SHORT PROBLEM:
Say the number of lines containing the string "time", and say nothing else.

★ ★ ★ ★ ★ ★ ★

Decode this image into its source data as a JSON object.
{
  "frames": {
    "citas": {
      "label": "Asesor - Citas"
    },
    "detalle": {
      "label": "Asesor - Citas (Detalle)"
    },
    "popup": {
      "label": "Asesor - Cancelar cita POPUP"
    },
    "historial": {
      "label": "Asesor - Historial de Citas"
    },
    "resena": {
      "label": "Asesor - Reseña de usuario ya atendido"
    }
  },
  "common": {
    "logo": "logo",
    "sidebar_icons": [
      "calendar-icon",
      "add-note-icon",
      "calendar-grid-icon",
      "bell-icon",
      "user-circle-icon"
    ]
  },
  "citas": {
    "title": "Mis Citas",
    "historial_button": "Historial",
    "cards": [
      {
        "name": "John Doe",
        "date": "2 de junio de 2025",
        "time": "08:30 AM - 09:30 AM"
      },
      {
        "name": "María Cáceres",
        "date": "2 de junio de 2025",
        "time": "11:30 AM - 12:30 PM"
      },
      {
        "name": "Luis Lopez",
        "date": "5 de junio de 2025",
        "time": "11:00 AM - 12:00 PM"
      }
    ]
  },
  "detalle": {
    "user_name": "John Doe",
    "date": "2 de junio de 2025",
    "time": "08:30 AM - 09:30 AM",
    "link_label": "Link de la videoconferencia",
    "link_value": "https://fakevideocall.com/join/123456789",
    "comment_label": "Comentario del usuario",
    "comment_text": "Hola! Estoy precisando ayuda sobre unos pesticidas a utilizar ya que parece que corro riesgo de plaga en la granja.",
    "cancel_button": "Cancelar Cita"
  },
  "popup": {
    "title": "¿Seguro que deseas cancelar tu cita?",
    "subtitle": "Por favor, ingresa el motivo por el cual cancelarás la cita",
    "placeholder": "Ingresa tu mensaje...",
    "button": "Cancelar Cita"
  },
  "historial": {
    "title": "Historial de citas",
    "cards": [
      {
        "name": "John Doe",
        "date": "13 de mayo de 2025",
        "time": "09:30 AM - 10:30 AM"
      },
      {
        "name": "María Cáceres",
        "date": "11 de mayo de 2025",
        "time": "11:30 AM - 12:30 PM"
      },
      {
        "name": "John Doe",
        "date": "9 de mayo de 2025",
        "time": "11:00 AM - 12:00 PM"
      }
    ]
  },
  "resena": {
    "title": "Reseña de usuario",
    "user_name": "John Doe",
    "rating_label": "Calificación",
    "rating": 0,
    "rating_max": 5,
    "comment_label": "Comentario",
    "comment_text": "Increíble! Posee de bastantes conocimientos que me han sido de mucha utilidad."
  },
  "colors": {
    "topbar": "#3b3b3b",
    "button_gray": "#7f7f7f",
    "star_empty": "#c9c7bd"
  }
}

★ ★ ★ ★ ★ ★ ★

OUTPUT:
7